Passage shown ->
━━━
I have smoothies most mornings where I blend kale leaves or collard leaves and maybe an apple and maybe carrot and a cucumber. I also grind in a little coffee grinder that I have set aside for this purpose flax seeds and chia seeds and I grind them up and put them in the smoothie along with the fresh veggies, and sometimes an apple, and water, and blend it up. I have that first thing in the morning, or not first thing, but that’s the first thing that I eat. Then throughout the day I eat salads and steamed veggies. I’m a vegetarian that eats vegetables. I really am a vegetabletarian. I love them. I love the colors and the flavors.

I have to say, when I was an ice creamaterian and I think I was really.

Robyn:                    Well, you had a lot of flavors to choose from.
━━━
Page layout parsing data:
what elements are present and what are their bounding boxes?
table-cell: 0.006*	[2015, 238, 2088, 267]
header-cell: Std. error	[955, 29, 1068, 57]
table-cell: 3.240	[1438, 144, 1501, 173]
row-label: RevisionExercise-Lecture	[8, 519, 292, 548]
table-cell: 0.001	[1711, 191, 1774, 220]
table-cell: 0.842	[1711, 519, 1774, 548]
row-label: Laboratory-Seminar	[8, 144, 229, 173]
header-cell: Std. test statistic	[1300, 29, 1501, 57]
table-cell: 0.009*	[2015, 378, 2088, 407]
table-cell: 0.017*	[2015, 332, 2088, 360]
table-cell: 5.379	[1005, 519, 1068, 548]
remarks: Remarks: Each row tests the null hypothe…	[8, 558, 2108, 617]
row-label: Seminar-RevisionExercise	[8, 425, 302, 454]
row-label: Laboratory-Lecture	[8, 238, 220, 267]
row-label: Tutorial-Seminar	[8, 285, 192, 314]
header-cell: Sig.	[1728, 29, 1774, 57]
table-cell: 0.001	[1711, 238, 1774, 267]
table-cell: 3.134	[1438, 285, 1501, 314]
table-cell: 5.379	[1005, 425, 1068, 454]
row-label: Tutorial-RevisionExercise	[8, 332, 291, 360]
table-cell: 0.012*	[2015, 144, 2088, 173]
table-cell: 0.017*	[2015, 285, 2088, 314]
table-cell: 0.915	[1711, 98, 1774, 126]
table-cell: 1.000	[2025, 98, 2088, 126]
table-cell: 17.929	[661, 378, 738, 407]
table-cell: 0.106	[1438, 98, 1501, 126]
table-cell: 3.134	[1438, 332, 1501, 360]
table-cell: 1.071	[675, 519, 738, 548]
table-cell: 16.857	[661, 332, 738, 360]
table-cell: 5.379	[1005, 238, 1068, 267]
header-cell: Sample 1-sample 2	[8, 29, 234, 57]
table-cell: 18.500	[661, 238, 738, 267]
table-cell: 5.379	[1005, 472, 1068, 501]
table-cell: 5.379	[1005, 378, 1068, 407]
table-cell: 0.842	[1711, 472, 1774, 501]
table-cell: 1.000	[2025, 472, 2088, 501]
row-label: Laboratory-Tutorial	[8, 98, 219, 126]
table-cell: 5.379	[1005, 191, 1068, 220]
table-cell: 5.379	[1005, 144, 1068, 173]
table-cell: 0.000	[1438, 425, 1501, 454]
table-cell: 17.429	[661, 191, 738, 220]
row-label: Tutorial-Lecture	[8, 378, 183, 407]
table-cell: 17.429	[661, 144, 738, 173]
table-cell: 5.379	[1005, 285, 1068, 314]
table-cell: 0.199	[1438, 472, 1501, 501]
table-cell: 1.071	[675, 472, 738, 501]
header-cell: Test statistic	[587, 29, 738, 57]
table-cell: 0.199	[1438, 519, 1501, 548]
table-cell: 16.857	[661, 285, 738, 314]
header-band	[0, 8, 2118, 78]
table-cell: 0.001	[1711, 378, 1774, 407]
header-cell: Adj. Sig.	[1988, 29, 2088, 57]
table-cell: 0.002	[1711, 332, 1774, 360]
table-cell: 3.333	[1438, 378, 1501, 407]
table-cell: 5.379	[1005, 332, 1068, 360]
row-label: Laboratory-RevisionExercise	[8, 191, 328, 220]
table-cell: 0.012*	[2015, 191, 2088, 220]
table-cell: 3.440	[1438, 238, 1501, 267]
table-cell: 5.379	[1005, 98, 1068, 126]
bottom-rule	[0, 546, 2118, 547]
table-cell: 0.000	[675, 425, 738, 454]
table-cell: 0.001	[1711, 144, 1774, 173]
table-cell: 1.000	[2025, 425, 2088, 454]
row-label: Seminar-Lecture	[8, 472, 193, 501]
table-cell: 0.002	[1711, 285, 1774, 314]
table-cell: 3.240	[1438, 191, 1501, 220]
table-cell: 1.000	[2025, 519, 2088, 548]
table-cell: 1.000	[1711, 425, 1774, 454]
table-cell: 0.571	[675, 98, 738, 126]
━━━
Work request -> From the transcript on daily eating, extract the stretch that opens with "I have smoothies" and ends after "and the flavors.", copying it word for word.

Output below ->
I have smoothies most mornings where I blend kale leaves or collard leaves and maybe an apple and maybe carrot and a cucumber. I also grind in a little coffee grinder that I have set aside for this purpose flax seeds and chia seeds and I grind them up and put them in the smoothie along with the fresh veggies, and sometimes an apple, and water, and blend it up. I have that first thing in the morning, or not first thing, but that’s the first thing that I eat. Then throughout the day I eat salads and steamed veggies. I’m a vegetarian that eats vegetables. I really am a vegetabletarian. I love them. I love the colors and the flavors.